Problem description>
Copy every line from the records below that holds the word "expensed".

Available records>
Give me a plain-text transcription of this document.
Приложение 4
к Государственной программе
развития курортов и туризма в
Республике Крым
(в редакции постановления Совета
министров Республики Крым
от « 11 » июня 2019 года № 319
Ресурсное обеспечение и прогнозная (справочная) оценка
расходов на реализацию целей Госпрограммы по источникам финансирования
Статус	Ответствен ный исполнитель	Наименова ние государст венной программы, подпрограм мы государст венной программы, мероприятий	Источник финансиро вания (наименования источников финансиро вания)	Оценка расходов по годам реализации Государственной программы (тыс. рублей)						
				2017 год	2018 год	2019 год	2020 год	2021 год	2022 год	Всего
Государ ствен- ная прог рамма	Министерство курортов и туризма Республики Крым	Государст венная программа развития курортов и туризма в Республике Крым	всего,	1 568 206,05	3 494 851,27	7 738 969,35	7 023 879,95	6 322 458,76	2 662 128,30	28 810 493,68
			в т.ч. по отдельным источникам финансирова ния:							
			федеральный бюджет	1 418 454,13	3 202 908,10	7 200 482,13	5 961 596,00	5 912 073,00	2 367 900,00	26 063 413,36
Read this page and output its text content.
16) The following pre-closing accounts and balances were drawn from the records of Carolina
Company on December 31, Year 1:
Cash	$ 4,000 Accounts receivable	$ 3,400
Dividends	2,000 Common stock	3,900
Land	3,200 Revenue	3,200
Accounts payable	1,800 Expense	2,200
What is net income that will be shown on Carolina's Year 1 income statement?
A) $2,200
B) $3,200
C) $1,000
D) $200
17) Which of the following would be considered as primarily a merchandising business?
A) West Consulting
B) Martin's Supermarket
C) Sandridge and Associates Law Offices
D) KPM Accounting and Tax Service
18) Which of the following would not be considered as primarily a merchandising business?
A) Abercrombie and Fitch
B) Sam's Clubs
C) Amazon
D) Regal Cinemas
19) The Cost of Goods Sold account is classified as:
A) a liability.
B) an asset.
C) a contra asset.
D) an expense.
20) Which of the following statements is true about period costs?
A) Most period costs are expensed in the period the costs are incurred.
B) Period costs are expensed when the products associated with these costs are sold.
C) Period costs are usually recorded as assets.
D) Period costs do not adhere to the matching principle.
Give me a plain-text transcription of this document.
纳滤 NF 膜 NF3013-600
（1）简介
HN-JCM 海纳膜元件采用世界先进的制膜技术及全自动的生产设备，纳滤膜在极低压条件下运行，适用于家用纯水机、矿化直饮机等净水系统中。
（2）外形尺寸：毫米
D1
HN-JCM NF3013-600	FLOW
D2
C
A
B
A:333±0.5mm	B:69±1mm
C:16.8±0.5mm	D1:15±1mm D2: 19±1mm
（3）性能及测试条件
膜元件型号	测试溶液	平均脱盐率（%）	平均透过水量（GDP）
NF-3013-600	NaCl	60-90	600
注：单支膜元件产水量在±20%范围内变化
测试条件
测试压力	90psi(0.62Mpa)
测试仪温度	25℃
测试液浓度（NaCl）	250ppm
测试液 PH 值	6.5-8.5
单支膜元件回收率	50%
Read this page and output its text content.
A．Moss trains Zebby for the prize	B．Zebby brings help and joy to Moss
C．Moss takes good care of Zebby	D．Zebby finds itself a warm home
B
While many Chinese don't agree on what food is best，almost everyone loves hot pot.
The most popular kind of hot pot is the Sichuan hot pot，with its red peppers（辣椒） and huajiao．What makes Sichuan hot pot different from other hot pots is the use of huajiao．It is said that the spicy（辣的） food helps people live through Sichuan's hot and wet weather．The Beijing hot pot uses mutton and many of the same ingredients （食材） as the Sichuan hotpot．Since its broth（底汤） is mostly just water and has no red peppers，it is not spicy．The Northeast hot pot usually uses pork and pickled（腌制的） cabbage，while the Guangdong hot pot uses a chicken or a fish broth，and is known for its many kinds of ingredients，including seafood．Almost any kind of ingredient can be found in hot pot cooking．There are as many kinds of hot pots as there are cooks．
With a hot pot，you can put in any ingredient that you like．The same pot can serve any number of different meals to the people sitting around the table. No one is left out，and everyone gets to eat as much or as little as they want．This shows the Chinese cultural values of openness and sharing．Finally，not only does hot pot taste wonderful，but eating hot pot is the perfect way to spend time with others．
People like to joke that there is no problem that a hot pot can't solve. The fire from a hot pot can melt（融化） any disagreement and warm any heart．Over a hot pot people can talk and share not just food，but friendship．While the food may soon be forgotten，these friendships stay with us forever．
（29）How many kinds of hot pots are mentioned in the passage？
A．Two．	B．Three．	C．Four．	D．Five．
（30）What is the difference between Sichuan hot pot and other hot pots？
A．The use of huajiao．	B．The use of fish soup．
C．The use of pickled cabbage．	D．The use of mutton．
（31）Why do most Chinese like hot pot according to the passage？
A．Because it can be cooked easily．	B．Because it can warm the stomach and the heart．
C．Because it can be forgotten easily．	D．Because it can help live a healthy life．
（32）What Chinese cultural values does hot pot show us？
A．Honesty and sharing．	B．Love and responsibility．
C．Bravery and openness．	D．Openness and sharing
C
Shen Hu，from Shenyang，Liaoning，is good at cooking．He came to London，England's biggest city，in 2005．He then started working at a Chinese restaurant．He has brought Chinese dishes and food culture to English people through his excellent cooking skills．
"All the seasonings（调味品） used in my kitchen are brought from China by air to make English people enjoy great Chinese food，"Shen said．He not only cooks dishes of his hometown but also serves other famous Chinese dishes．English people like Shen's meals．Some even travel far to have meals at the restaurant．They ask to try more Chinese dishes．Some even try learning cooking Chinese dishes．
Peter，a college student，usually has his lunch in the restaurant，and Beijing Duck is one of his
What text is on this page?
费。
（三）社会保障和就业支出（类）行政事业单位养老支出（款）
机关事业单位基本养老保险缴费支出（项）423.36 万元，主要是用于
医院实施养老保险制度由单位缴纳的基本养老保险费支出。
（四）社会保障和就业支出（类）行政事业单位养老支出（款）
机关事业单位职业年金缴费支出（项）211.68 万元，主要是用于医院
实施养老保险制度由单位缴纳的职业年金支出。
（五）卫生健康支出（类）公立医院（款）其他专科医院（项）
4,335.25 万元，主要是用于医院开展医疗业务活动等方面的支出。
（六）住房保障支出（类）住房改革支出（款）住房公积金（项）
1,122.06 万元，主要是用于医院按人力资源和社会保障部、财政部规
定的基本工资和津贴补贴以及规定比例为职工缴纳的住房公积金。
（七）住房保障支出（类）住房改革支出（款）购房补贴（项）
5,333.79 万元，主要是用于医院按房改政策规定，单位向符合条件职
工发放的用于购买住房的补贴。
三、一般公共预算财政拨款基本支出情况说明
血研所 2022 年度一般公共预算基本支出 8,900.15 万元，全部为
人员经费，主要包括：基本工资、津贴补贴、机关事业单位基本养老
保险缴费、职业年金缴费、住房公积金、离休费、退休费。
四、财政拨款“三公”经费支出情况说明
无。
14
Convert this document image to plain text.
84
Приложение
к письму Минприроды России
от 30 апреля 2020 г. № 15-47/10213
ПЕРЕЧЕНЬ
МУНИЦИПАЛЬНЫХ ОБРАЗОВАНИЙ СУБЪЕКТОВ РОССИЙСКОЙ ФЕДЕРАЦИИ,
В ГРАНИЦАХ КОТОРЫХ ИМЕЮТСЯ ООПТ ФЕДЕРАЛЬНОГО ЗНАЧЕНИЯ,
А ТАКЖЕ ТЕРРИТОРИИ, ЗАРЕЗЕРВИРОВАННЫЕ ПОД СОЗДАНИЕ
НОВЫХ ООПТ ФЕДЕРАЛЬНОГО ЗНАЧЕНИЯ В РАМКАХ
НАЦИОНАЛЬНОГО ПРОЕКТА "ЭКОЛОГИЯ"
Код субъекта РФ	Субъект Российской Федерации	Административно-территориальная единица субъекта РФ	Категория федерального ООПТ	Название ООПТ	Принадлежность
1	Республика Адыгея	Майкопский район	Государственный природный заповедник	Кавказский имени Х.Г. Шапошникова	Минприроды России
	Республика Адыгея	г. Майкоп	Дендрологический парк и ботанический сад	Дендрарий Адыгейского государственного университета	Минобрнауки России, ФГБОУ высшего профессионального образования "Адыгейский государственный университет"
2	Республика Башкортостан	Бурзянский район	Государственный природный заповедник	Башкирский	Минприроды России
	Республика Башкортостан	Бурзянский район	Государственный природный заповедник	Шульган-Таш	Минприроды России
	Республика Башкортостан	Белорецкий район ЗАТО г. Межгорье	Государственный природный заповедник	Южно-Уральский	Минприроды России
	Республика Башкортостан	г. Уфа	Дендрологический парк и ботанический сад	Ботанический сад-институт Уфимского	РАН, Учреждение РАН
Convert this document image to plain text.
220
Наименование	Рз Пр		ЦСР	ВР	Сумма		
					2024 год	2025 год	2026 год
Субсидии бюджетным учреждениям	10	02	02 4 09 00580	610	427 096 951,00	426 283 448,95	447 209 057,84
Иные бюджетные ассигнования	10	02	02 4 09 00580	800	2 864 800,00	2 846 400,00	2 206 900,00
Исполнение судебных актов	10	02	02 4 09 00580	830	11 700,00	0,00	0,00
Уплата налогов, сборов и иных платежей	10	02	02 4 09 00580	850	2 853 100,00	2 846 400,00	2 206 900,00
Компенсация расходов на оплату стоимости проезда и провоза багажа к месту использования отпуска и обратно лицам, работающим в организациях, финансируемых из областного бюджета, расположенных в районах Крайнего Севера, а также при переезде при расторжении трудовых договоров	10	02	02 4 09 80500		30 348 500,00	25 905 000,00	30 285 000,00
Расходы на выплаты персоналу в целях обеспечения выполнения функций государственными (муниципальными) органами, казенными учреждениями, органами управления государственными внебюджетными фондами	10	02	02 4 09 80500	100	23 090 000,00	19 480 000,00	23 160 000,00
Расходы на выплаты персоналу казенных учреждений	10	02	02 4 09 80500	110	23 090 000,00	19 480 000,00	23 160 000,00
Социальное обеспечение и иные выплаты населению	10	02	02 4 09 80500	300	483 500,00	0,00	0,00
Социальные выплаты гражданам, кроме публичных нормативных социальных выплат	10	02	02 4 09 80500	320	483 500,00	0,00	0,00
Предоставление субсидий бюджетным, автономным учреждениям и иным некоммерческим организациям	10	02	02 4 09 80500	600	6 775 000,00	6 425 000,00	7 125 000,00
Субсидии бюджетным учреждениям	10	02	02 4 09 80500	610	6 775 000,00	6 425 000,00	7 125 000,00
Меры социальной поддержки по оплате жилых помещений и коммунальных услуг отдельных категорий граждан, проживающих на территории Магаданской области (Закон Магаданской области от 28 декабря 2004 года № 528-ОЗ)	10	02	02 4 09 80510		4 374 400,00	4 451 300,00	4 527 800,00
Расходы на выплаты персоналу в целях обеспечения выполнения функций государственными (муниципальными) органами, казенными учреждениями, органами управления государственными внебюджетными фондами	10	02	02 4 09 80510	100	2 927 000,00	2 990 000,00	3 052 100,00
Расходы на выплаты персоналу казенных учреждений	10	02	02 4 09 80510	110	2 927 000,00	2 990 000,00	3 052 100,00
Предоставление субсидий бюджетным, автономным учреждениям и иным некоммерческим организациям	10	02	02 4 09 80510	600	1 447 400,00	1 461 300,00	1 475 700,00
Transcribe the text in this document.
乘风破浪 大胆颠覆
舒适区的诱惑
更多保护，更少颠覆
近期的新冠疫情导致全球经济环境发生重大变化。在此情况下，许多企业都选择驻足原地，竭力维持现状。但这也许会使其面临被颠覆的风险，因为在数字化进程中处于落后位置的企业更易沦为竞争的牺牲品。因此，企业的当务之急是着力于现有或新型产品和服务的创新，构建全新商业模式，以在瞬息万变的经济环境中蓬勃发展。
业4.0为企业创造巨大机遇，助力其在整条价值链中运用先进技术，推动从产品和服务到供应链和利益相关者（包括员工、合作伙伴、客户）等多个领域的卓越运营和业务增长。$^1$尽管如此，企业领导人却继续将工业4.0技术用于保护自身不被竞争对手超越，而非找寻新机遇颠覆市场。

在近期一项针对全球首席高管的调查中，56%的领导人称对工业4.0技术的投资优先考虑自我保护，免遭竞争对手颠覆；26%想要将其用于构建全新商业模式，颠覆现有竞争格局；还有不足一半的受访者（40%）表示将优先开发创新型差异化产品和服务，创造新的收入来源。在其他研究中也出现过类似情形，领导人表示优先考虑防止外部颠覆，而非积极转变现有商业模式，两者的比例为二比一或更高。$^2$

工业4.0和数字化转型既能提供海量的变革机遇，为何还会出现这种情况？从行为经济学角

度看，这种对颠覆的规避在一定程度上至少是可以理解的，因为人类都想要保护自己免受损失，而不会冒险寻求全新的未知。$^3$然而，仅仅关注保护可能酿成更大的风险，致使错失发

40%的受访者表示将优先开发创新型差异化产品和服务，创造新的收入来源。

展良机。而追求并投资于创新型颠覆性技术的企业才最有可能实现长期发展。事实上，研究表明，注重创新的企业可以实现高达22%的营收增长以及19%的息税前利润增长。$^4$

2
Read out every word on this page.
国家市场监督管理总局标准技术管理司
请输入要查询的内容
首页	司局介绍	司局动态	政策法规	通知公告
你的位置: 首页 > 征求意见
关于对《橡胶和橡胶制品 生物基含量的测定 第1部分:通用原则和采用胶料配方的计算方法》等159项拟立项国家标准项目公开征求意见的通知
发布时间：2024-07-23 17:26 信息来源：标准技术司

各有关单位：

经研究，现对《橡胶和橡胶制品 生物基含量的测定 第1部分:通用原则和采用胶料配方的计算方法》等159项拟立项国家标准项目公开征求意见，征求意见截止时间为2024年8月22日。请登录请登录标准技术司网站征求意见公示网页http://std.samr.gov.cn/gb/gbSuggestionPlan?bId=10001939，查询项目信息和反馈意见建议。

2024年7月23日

Result of the exercise>
A) Most period costs are expensed in the period the costs are incurred.
B) Period costs are expensed when the products associated with these costs are sold.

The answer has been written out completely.